- [Goal] Quote, verbatim, all material below, without pictures.
-- start of Extracted entries --
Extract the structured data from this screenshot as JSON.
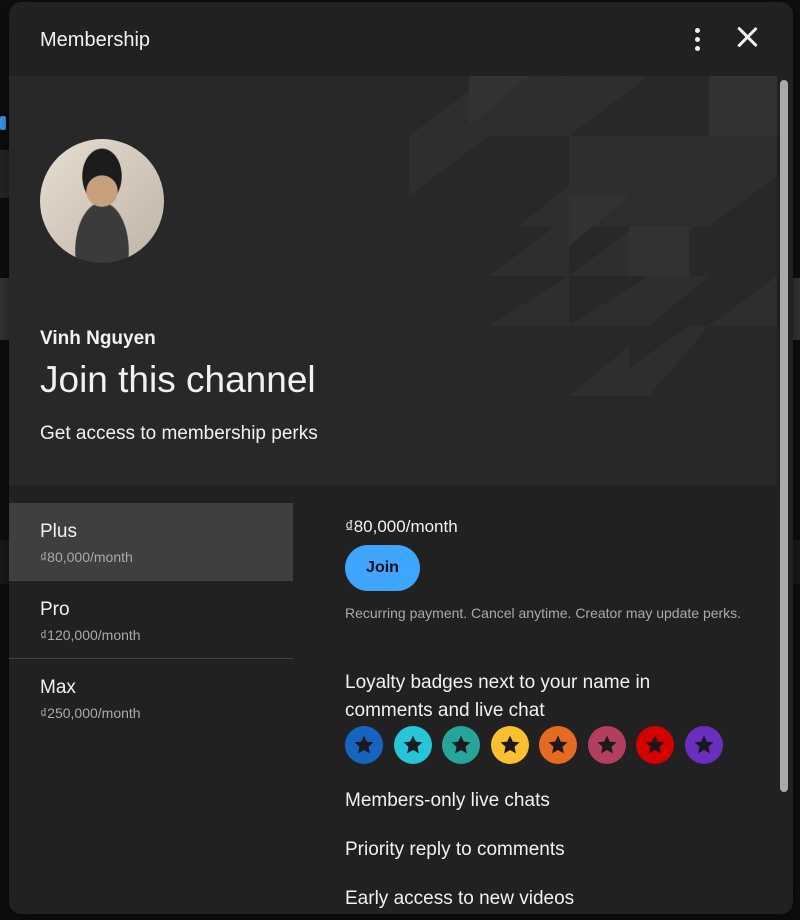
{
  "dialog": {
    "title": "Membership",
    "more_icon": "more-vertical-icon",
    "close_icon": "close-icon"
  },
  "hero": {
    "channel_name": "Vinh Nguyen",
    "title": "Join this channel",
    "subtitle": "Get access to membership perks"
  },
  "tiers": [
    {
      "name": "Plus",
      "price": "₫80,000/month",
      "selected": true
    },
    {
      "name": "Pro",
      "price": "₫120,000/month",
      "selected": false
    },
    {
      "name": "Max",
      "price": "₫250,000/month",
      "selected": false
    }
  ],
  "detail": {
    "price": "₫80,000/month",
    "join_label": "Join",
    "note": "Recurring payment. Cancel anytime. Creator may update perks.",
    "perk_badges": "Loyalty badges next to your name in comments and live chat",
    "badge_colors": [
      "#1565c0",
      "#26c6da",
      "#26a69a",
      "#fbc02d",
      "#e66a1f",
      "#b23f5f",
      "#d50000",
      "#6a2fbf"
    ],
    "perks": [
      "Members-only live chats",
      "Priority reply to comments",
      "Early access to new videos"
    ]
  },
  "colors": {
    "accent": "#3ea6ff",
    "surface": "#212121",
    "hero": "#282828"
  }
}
-- end of Extracted entries --
- [Written solution]
Extract the structured data from this screenshot as JSON.
{
  "dialog": {
    "title": "Membership",
    "more_icon": "more-vertical-icon",
    "close_icon": "close-icon"
  },
  "hero": {
    "channel_name": "Vinh Nguyen",
    "title": "Join this channel",
    "subtitle": "Get access to membership perks"
  },
  "tiers": [
    {
      "name": "Plus",
      "price": "₫80,000/month",
      "selected": true
    },
    {
      "name": "Pro",
      "price": "₫120,000/month",
      "selected": false
    },
    {
      "name": "Max",
      "price": "₫250,000/month",
      "selected": false
    }
  ],
  "detail": {
    "price": "₫80,000/month",
    "join_label": "Join",
    "note": "Recurring payment. Cancel anytime. Creator may update perks.",
    "perk_badges": "Loyalty badges next to your name in comments and live chat",
    "badge_colors": [
      "#1565c0",
      "#26c6da",
      "#26a69a",
      "#fbc02d",
      "#e66a1f",
      "#b23f5f",
      "#d50000",
      "#6a2fbf"
    ],
    "perks": [
      "Members-only live chats",
      "Priority reply to comments",
      "Early access to new videos"
    ]
  },
  "colors": {
    "accent": "#3ea6ff",
    "surface": "#212121",
    "hero": "#282828"
  }
}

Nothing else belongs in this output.